>> start RECORDED INFORMATION
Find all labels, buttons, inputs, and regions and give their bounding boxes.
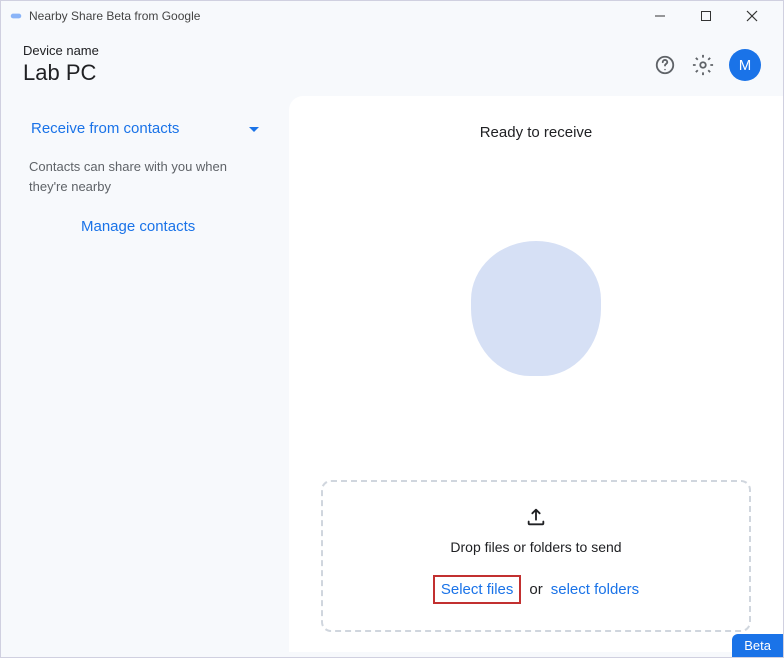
receive-description: Contacts can share with you when they're…	[29, 157, 261, 196]
app-icon	[9, 9, 23, 23]
maximize-button[interactable]	[683, 1, 729, 31]
window-title: Nearby Share Beta from Google	[29, 9, 637, 23]
header-actions: M	[653, 49, 761, 81]
chevron-down-icon	[249, 120, 259, 137]
receive-visibility-dropdown[interactable]: Receive from contacts	[29, 114, 261, 143]
device-label: Device name	[23, 43, 99, 58]
device-name: Lab PC	[23, 60, 99, 86]
select-row: Select files or select folders	[433, 575, 639, 604]
select-folders-link[interactable]: select folders	[551, 581, 639, 598]
window-controls	[637, 1, 775, 31]
close-button[interactable]	[729, 1, 775, 31]
sidebar: Receive from contacts Contacts can share…	[1, 96, 289, 652]
or-text: or	[529, 581, 542, 598]
device-info: Device name Lab PC	[23, 43, 99, 86]
avatar-initial: M	[739, 57, 752, 74]
status-graphic	[471, 241, 601, 376]
settings-button[interactable]	[691, 53, 715, 77]
help-button[interactable]	[653, 53, 677, 77]
dropzone[interactable]: Drop files or folders to send Select fil…	[321, 480, 751, 632]
select-files-link[interactable]: Select files	[433, 575, 522, 604]
receive-label: Receive from contacts	[31, 120, 179, 137]
main-panel: Ready to receive Drop files or folders t…	[289, 96, 783, 652]
content-area: Receive from contacts Contacts can share…	[1, 96, 783, 652]
beta-badge: Beta	[732, 634, 783, 657]
app-header: Device name Lab PC M	[1, 31, 783, 96]
titlebar: Nearby Share Beta from Google	[1, 1, 783, 31]
minimize-button[interactable]	[637, 1, 683, 31]
upload-icon	[525, 506, 547, 533]
user-avatar[interactable]: M	[729, 49, 761, 81]
dropzone-text: Drop files or folders to send	[450, 539, 621, 555]
status-text: Ready to receive	[480, 124, 593, 141]
manage-contacts-link[interactable]: Manage contacts	[29, 218, 261, 235]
>> end RECORDED INFORMATION
**GIVEN EXERCISE**.
From the items, select every line that contains the word "folders".

**RESULT OF THIS TASK**.
select-row: Select files or select folders	[433, 575, 639, 604]
select-folders-link[interactable]: select folders	[551, 581, 639, 598]
dropzone[interactable]: Drop files or folders to send Select fil…	[321, 480, 751, 632]
main-panel: Ready to receive Drop files or folders t…	[289, 96, 783, 652]
dropzone-text: Drop files or folders to send	[450, 539, 621, 555]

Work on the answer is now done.